Records from a dataset:
"""

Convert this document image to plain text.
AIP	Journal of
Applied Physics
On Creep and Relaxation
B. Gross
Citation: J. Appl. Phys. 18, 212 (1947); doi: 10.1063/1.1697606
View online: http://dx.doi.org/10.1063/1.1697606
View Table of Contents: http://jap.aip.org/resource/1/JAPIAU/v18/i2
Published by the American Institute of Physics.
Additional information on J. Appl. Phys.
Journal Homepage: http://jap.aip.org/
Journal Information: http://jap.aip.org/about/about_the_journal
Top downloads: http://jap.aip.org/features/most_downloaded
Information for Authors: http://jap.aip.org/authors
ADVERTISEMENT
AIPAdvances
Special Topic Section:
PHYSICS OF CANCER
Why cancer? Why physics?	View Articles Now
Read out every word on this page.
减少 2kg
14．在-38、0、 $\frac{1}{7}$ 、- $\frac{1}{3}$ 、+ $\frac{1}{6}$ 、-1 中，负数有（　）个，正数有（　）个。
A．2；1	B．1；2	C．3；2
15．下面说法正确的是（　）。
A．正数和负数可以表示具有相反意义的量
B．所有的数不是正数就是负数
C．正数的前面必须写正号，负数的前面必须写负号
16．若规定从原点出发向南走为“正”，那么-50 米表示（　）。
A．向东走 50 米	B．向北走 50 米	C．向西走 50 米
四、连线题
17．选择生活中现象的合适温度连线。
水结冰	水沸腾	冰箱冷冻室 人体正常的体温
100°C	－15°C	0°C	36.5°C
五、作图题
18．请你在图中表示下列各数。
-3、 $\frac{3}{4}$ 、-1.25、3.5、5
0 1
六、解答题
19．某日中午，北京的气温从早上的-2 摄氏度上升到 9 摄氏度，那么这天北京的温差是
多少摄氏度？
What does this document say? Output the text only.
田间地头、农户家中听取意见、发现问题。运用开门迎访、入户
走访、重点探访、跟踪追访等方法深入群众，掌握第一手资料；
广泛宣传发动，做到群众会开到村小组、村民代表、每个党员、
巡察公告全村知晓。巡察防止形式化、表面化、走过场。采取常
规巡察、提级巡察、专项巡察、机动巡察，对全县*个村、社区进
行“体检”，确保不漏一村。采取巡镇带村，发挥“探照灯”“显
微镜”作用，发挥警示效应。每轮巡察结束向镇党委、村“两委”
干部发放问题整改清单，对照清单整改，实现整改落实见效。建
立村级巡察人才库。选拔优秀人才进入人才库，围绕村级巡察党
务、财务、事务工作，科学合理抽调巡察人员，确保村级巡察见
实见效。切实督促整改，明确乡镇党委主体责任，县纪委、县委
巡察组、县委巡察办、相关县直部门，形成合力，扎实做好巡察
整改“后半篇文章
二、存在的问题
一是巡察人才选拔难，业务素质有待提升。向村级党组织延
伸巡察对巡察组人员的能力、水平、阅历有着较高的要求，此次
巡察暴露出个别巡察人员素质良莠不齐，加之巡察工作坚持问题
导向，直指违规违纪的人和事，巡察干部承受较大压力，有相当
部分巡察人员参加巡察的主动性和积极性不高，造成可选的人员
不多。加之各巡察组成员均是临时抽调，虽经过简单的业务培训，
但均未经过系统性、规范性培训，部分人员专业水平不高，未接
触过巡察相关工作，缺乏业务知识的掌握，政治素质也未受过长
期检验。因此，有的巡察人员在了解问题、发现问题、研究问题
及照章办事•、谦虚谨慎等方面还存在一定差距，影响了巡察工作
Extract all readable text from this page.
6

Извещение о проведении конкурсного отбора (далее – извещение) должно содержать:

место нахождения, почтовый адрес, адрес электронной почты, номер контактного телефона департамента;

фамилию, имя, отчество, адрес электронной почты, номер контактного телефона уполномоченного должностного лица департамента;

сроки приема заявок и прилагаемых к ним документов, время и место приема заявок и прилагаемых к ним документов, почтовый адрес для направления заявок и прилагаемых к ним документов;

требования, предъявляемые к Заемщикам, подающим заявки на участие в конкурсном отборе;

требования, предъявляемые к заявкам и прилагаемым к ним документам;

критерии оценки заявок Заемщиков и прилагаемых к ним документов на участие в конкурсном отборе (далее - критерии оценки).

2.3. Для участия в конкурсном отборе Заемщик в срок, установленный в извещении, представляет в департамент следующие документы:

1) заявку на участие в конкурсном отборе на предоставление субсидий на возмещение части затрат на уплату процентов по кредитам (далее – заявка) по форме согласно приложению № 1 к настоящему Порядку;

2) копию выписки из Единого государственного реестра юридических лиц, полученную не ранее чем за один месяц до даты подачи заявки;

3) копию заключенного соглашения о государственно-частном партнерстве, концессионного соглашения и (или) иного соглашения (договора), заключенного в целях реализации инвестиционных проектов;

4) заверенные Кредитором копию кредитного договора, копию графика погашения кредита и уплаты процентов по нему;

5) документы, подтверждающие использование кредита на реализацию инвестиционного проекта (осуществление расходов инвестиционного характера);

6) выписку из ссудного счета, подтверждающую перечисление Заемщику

"""

Write every line of the material above again, exactly.

CORRECT ANSWER >>
Convert this document image to plain text.
AIP	Journal of
Applied Physics
On Creep and Relaxation
B. Gross
Citation: J. Appl. Phys. 18, 212 (1947); doi: 10.1063/1.1697606
View online: http://dx.doi.org/10.1063/1.1697606
View Table of Contents: http://jap.aip.org/resource/1/JAPIAU/v18/i2
Published by the American Institute of Physics.
Additional information on J. Appl. Phys.
Journal Homepage: http://jap.aip.org/
Journal Information: http://jap.aip.org/about/about_the_journal
Top downloads: http://jap.aip.org/features/most_downloaded
Information for Authors: http://jap.aip.org/authors
ADVERTISEMENT
AIPAdvances
Special Topic Section:
PHYSICS OF CANCER
Why cancer? Why physics?	View Articles Now
Read out every word on this page.
减少 2kg
14．在-38、0、 $\frac{1}{7}$ 、- $\frac{1}{3}$ 、+ $\frac{1}{6}$ 、-1 中，负数有（　）个，正数有（　）个。
A．2；1	B．1；2	C．3；2
15．下面说法正确的是（　）。
A．正数和负数可以表示具有相反意义的量
B．所有的数不是正数就是负数
C．正数的前面必须写正号，负数的前面必须写负号
16．若规定从原点出发向南走为“正”，那么-50 米表示（　）。
A．向东走 50 米	B．向北走 50 米	C．向西走 50 米
四、连线题
17．选择生活中现象的合适温度连线。
水结冰	水沸腾	冰箱冷冻室 人体正常的体温
100°C	－15°C	0°C	36.5°C
五、作图题
18．请你在图中表示下列各数。
-3、 $\frac{3}{4}$ 、-1.25、3.5、5
0 1
六、解答题
19．某日中午，北京的气温从早上的-2 摄氏度上升到 9 摄氏度，那么这天北京的温差是
多少摄氏度？
What does this document say? Output the text only.
田间地头、农户家中听取意见、发现问题。运用开门迎访、入户
走访、重点探访、跟踪追访等方法深入群众，掌握第一手资料；
广泛宣传发动，做到群众会开到村小组、村民代表、每个党员、
巡察公告全村知晓。巡察防止形式化、表面化、走过场。采取常
规巡察、提级巡察、专项巡察、机动巡察，对全县*个村、社区进
行“体检”，确保不漏一村。采取巡镇带村，发挥“探照灯”“显
微镜”作用，发挥警示效应。每轮巡察结束向镇党委、村“两委”
干部发放问题整改清单，对照清单整改，实现整改落实见效。建
立村级巡察人才库。选拔优秀人才进入人才库，围绕村级巡察党
务、财务、事务工作，科学合理抽调巡察人员，确保村级巡察见
实见效。切实督促整改，明确乡镇党委主体责任，县纪委、县委
巡察组、县委巡察办、相关县直部门，形成合力，扎实做好巡察
整改“后半篇文章
二、存在的问题
一是巡察人才选拔难，业务素质有待提升。向村级党组织延
伸巡察对巡察组人员的能力、水平、阅历有着较高的要求，此次
巡察暴露出个别巡察人员素质良莠不齐，加之巡察工作坚持问题
导向，直指违规违纪的人和事，巡察干部承受较大压力，有相当
部分巡察人员参加巡察的主动性和积极性不高，造成可选的人员
不多。加之各巡察组成员均是临时抽调，虽经过简单的业务培训，
但均未经过系统性、规范性培训，部分人员专业水平不高，未接
触过巡察相关工作，缺乏业务知识的掌握，政治素质也未受过长
期检验。因此，有的巡察人员在了解问题、发现问题、研究问题
及照章办事•、谦虚谨慎等方面还存在一定差距，影响了巡察工作
Extract all readable text from this page.
6

Извещение о проведении конкурсного отбора (далее – извещение) должно содержать:

место нахождения, почтовый адрес, адрес электронной почты, номер контактного телефона департамента;

фамилию, имя, отчество, адрес электронной почты, номер контактного телефона уполномоченного должностного лица департамента;

сроки приема заявок и прилагаемых к ним документов, время и место приема заявок и прилагаемых к ним документов, почтовый адрес для направления заявок и прилагаемых к ним документов;

требования, предъявляемые к Заемщикам, подающим заявки на участие в конкурсном отборе;

требования, предъявляемые к заявкам и прилагаемым к ним документам;

критерии оценки заявок Заемщиков и прилагаемых к ним документов на участие в конкурсном отборе (далее - критерии оценки).

2.3. Для участия в конкурсном отборе Заемщик в срок, установленный в извещении, представляет в департамент следующие документы:

1) заявку на участие в конкурсном отборе на предоставление субсидий на возмещение части затрат на уплату процентов по кредитам (далее – заявка) по форме согласно приложению № 1 к настоящему Порядку;

2) копию выписки из Единого государственного реестра юридических лиц, полученную не ранее чем за один месяц до даты подачи заявки;

3) копию заключенного соглашения о государственно-частном партнерстве, концессионного соглашения и (или) иного соглашения (договора), заключенного в целях реализации инвестиционных проектов;

4) заверенные Кредитором копию кредитного договора, копию графика погашения кредита и уплаты процентов по нему;

5) документы, подтверждающие использование кредита на реализацию инвестиционного проекта (осуществление расходов инвестиционного характера);

6) выписку из ссудного счета, подтверждающую перечисление Заемщику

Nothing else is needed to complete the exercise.